* [JOB]:
Every line below should be repeated exactly.

* [RECORDS FOR PROCESSING]:
────
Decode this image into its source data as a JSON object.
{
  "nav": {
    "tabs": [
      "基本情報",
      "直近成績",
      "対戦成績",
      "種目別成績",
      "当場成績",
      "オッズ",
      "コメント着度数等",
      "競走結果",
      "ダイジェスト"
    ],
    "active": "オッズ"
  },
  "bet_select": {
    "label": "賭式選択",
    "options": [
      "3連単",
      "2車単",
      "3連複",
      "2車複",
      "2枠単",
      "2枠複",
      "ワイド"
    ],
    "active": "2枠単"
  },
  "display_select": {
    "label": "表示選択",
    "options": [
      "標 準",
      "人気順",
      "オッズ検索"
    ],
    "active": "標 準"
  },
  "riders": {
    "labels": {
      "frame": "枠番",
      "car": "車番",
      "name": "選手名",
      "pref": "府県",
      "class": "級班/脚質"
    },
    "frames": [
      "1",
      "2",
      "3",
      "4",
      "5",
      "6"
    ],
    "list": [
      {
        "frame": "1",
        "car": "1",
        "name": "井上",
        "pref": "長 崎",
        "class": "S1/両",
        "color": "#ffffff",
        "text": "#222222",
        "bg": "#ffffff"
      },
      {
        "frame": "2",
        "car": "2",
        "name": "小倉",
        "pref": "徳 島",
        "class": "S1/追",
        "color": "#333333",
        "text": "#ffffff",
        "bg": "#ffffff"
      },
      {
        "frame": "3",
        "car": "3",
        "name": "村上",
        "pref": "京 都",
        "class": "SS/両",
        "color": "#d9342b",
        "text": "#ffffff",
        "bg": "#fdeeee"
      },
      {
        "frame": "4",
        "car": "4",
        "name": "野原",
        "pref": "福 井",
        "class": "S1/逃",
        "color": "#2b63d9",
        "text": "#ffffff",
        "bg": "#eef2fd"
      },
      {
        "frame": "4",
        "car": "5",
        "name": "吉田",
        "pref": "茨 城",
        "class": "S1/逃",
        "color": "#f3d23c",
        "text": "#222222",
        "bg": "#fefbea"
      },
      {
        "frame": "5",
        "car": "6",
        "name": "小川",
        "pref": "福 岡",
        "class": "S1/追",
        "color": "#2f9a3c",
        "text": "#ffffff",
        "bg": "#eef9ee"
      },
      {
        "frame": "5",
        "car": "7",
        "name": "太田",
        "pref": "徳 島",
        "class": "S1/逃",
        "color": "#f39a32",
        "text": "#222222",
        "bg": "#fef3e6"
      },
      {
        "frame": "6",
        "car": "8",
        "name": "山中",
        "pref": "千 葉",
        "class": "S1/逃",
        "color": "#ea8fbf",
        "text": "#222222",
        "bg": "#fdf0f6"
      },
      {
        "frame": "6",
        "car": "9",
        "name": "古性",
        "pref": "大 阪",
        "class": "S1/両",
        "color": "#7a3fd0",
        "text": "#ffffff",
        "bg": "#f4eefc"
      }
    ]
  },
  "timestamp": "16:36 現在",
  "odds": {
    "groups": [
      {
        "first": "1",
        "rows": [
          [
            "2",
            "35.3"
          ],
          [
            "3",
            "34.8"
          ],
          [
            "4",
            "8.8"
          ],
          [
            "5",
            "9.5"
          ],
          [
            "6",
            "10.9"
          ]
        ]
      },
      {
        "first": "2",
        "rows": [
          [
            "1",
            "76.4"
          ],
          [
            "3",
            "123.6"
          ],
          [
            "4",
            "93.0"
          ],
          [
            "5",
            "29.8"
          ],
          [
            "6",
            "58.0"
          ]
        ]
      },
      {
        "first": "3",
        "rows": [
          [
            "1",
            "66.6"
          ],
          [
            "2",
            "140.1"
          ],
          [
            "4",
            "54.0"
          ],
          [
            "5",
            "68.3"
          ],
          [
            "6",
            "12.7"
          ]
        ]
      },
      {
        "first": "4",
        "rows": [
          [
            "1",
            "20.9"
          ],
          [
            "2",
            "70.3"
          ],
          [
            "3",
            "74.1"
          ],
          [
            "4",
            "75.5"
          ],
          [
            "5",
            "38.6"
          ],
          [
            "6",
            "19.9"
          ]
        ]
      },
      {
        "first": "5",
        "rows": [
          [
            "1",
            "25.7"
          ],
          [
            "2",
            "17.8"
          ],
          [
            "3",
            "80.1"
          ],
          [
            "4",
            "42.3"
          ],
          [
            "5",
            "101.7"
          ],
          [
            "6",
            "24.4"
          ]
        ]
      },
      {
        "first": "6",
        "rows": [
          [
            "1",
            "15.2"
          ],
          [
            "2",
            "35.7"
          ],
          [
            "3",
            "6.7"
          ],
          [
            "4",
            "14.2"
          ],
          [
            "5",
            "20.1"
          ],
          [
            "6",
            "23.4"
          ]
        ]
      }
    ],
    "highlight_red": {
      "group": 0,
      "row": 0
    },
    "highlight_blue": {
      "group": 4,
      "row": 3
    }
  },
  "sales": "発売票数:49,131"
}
────
* [FINISHED ANSWER]:
Decode this image into its source data as a JSON object.
{
  "nav": {
    "tabs": [
      "基本情報",
      "直近成績",
      "対戦成績",
      "種目別成績",
      "当場成績",
      "オッズ",
      "コメント着度数等",
      "競走結果",
      "ダイジェスト"
    ],
    "active": "オッズ"
  },
  "bet_select": {
    "label": "賭式選択",
    "options": [
      "3連単",
      "2車単",
      "3連複",
      "2車複",
      "2枠単",
      "2枠複",
      "ワイド"
    ],
    "active": "2枠単"
  },
  "display_select": {
    "label": "表示選択",
    "options": [
      "標 準",
      "人気順",
      "オッズ検索"
    ],
    "active": "標 準"
  },
  "riders": {
    "labels": {
      "frame": "枠番",
      "car": "車番",
      "name": "選手名",
      "pref": "府県",
      "class": "級班/脚質"
    },
    "frames": [
      "1",
      "2",
      "3",
      "4",
      "5",
      "6"
    ],
    "list": [
      {
        "frame": "1",
        "car": "1",
        "name": "井上",
        "pref": "長 崎",
        "class": "S1/両",
        "color": "#ffffff",
        "text": "#222222",
        "bg": "#ffffff"
      },
      {
        "frame": "2",
        "car": "2",
        "name": "小倉",
        "pref": "徳 島",
        "class": "S1/追",
        "color": "#333333",
        "text": "#ffffff",
        "bg": "#ffffff"
      },
      {
        "frame": "3",
        "car": "3",
        "name": "村上",
        "pref": "京 都",
        "class": "SS/両",
        "color": "#d9342b",
        "text": "#ffffff",
        "bg": "#fdeeee"
      },
      {
        "frame": "4",
        "car": "4",
        "name": "野原",
        "pref": "福 井",
        "class": "S1/逃",
        "color": "#2b63d9",
        "text": "#ffffff",
        "bg": "#eef2fd"
      },
      {
        "frame": "4",
        "car": "5",
        "name": "吉田",
        "pref": "茨 城",
        "class": "S1/逃",
        "color": "#f3d23c",
        "text": "#222222",
        "bg": "#fefbea"
      },
      {
        "frame": "5",
        "car": "6",
        "name": "小川",
        "pref": "福 岡",
        "class": "S1/追",
        "color": "#2f9a3c",
        "text": "#ffffff",
        "bg": "#eef9ee"
      },
      {
        "frame": "5",
        "car": "7",
        "name": "太田",
        "pref": "徳 島",
        "class": "S1/逃",
        "color": "#f39a32",
        "text": "#222222",
        "bg": "#fef3e6"
      },
      {
        "frame": "6",
        "car": "8",
        "name": "山中",
        "pref": "千 葉",
        "class": "S1/逃",
        "color": "#ea8fbf",
        "text": "#222222",
        "bg": "#fdf0f6"
      },
      {
        "frame": "6",
        "car": "9",
        "name": "古性",
        "pref": "大 阪",
        "class": "S1/両",
        "color": "#7a3fd0",
        "text": "#ffffff",
        "bg": "#f4eefc"
      }
    ]
  },
  "timestamp": "16:36 現在",
  "odds": {
    "groups": [
      {
        "first": "1",
        "rows": [
          [
            "2",
            "35.3"
          ],
          [
            "3",
            "34.8"
          ],
          [
            "4",
            "8.8"
          ],
          [
            "5",
            "9.5"
          ],
          [
            "6",
            "10.9"
          ]
        ]
      },
      {
        "first": "2",
        "rows": [
          [
            "1",
            "76.4"
          ],
          [
            "3",
            "123.6"
          ],
          [
            "4",
            "93.0"
          ],
          [
            "5",
            "29.8"
          ],
          [
            "6",
            "58.0"
          ]
        ]
      },
      {
        "first": "3",
        "rows": [
          [
            "1",
            "66.6"
          ],
          [
            "2",
            "140.1"
          ],
          [
            "4",
            "54.0"
          ],
          [
            "5",
            "68.3"
          ],
          [
            "6",
            "12.7"
          ]
        ]
      },
      {
        "first": "4",
        "rows": [
          [
            "1",
            "20.9"
          ],
          [
            "2",
            "70.3"
          ],
          [
            "3",
            "74.1"
          ],
          [
            "4",
            "75.5"
          ],
          [
            "5",
            "38.6"
          ],
          [
            "6",
            "19.9"
          ]
        ]
      },
      {
        "first": "5",
        "rows": [
          [
            "1",
            "25.7"
          ],
          [
            "2",
            "17.8"
          ],
          [
            "3",
            "80.1"
          ],
          [
            "4",
            "42.3"
          ],
          [
            "5",
            "101.7"
          ],
          [
            "6",
            "24.4"
          ]
        ]
      },
      {
        "first": "6",
        "rows": [
          [
            "1",
            "15.2"
          ],
          [
            "2",
            "35.7"
          ],
          [
            "3",
            "6.7"
          ],
          [
            "4",
            "14.2"
          ],
          [
            "5",
            "20.1"
          ],
          [
            "6",
            "23.4"
          ]
        ]
      }
    ],
    "highlight_red": {
      "group": 0,
      "row": 0
    },
    "highlight_blue": {
      "group": 4,
      "row": 3
    }
  },
  "sales": "発売票数:49,131"
}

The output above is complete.